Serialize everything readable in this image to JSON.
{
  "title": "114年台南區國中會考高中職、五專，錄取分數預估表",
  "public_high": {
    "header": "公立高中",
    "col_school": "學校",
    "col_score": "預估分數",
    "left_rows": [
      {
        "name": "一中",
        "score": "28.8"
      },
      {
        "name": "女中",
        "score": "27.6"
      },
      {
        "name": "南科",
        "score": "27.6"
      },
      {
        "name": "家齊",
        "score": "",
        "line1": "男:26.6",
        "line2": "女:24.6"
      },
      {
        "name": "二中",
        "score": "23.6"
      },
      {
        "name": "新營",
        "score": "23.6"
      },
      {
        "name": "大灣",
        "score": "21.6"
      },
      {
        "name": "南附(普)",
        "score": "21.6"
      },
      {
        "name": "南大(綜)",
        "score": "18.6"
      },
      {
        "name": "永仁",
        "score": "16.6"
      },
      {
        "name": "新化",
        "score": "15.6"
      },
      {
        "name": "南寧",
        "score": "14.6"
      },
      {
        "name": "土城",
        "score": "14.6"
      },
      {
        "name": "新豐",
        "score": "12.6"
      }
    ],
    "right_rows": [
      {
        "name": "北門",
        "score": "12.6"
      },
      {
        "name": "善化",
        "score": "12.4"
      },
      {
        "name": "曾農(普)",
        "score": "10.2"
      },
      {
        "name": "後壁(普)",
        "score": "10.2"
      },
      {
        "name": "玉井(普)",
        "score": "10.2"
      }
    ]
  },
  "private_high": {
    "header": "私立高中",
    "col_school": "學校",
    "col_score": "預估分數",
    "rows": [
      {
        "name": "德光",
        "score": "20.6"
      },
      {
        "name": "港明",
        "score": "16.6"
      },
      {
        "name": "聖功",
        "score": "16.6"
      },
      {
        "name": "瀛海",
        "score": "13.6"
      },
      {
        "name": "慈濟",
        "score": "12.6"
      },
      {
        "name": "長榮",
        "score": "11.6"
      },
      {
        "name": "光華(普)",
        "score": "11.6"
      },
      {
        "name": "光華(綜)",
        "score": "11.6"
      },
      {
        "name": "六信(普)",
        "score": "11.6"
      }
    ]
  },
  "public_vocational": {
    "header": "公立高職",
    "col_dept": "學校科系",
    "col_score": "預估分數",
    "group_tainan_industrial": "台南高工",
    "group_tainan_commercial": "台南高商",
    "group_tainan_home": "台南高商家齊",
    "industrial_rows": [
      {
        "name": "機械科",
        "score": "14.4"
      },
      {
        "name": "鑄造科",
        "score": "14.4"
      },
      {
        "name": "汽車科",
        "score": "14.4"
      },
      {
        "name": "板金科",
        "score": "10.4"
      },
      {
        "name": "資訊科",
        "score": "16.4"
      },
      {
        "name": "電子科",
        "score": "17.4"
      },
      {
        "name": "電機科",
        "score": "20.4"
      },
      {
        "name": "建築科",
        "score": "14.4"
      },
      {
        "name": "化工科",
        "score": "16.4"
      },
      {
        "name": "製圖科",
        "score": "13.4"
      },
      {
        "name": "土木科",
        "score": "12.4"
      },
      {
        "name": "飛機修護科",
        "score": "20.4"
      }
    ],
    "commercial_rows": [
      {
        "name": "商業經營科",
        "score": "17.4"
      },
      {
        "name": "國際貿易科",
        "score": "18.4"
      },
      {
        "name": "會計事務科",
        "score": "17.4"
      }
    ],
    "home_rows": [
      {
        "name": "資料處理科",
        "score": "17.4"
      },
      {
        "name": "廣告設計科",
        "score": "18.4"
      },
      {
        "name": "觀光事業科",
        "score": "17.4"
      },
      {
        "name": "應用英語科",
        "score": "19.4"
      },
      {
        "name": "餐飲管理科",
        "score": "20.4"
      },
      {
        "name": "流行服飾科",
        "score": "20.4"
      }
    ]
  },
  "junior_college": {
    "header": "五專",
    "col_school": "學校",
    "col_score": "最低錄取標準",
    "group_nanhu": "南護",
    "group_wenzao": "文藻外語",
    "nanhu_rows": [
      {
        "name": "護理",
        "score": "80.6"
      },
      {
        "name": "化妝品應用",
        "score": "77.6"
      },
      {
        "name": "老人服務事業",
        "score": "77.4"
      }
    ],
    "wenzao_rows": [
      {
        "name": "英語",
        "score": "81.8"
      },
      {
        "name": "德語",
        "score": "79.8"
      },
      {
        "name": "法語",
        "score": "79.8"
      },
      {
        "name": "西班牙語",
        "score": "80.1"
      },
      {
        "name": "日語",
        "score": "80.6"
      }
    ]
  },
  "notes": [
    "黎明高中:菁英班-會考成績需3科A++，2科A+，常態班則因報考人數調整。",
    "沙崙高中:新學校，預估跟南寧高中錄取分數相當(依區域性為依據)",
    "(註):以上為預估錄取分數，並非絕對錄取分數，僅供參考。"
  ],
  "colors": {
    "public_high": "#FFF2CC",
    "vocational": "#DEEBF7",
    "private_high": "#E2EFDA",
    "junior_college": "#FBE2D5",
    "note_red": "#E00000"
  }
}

> _EXERCISE DIRECTIONS_
All of the entries above must be quoted exactly.

> _ANSWER BELOW_
Serialize everything readable in this image to JSON.
{
  "title": "114年台南區國中會考高中職、五專，錄取分數預估表",
  "public_high": {
    "header": "公立高中",
    "col_school": "學校",
    "col_score": "預估分數",
    "left_rows": [
      {
        "name": "一中",
        "score": "28.8"
      },
      {
        "name": "女中",
        "score": "27.6"
      },
      {
        "name": "南科",
        "score": "27.6"
      },
      {
        "name": "家齊",
        "score": "",
        "line1": "男:26.6",
        "line2": "女:24.6"
      },
      {
        "name": "二中",
        "score": "23.6"
      },
      {
        "name": "新營",
        "score": "23.6"
      },
      {
        "name": "大灣",
        "score": "21.6"
      },
      {
        "name": "南附(普)",
        "score": "21.6"
      },
      {
        "name": "南大(綜)",
        "score": "18.6"
      },
      {
        "name": "永仁",
        "score": "16.6"
      },
      {
        "name": "新化",
        "score": "15.6"
      },
      {
        "name": "南寧",
        "score": "14.6"
      },
      {
        "name": "土城",
        "score": "14.6"
      },
      {
        "name": "新豐",
        "score": "12.6"
      }
    ],
    "right_rows": [
      {
        "name": "北門",
        "score": "12.6"
      },
      {
        "name": "善化",
        "score": "12.4"
      },
      {
        "name": "曾農(普)",
        "score": "10.2"
      },
      {
        "name": "後壁(普)",
        "score": "10.2"
      },
      {
        "name": "玉井(普)",
        "score": "10.2"
      }
    ]
  },
  "private_high": {
    "header": "私立高中",
    "col_school": "學校",
    "col_score": "預估分數",
    "rows": [
      {
        "name": "德光",
        "score": "20.6"
      },
      {
        "name": "港明",
        "score": "16.6"
      },
      {
        "name": "聖功",
        "score": "16.6"
      },
      {
        "name": "瀛海",
        "score": "13.6"
      },
      {
        "name": "慈濟",
        "score": "12.6"
      },
      {
        "name": "長榮",
        "score": "11.6"
      },
      {
        "name": "光華(普)",
        "score": "11.6"
      },
      {
        "name": "光華(綜)",
        "score": "11.6"
      },
      {
        "name": "六信(普)",
        "score": "11.6"
      }
    ]
  },
  "public_vocational": {
    "header": "公立高職",
    "col_dept": "學校科系",
    "col_score": "預估分數",
    "group_tainan_industrial": "台南高工",
    "group_tainan_commercial": "台南高商",
    "group_tainan_home": "台南高商家齊",
    "industrial_rows": [
      {
        "name": "機械科",
        "score": "14.4"
      },
      {
        "name": "鑄造科",
        "score": "14.4"
      },
      {
        "name": "汽車科",
        "score": "14.4"
      },
      {
        "name": "板金科",
        "score": "10.4"
      },
      {
        "name": "資訊科",
        "score": "16.4"
      },
      {
        "name": "電子科",
        "score": "17.4"
      },
      {
        "name": "電機科",
        "score": "20.4"
      },
      {
        "name": "建築科",
        "score": "14.4"
      },
      {
        "name": "化工科",
        "score": "16.4"
      },
      {
        "name": "製圖科",
        "score": "13.4"
      },
      {
        "name": "土木科",
        "score": "12.4"
      },
      {
        "name": "飛機修護科",
        "score": "20.4"
      }
    ],
    "commercial_rows": [
      {
        "name": "商業經營科",
        "score": "17.4"
      },
      {
        "name": "國際貿易科",
        "score": "18.4"
      },
      {
        "name": "會計事務科",
        "score": "17.4"
      }
    ],
    "home_rows": [
      {
        "name": "資料處理科",
        "score": "17.4"
      },
      {
        "name": "廣告設計科",
        "score": "18.4"
      },
      {
        "name": "觀光事業科",
        "score": "17.4"
      },
      {
        "name": "應用英語科",
        "score": "19.4"
      },
      {
        "name": "餐飲管理科",
        "score": "20.4"
      },
      {
        "name": "流行服飾科",
        "score": "20.4"
      }
    ]
  },
  "junior_college": {
    "header": "五專",
    "col_school": "學校",
    "col_score": "最低錄取標準",
    "group_nanhu": "南護",
    "group_wenzao": "文藻外語",
    "nanhu_rows": [
      {
        "name": "護理",
        "score": "80.6"
      },
      {
        "name": "化妝品應用",
        "score": "77.6"
      },
      {
        "name": "老人服務事業",
        "score": "77.4"
      }
    ],
    "wenzao_rows": [
      {
        "name": "英語",
        "score": "81.8"
      },
      {
        "name": "德語",
        "score": "79.8"
      },
      {
        "name": "法語",
        "score": "79.8"
      },
      {
        "name": "西班牙語",
        "score": "80.1"
      },
      {
        "name": "日語",
        "score": "80.6"
      }
    ]
  },
  "notes": [
    "黎明高中:菁英班-會考成績需3科A++，2科A+，常態班則因報考人數調整。",
    "沙崙高中:新學校，預估跟南寧高中錄取分數相當(依區域性為依據)",
    "(註):以上為預估錄取分數，並非絕對錄取分數，僅供參考。"
  ],
  "colors": {
    "public_high": "#FFF2CC",
    "vocational": "#DEEBF7",
    "private_high": "#E2EFDA",
    "junior_college": "#FBE2D5",
    "note_red": "#E00000"
  }
}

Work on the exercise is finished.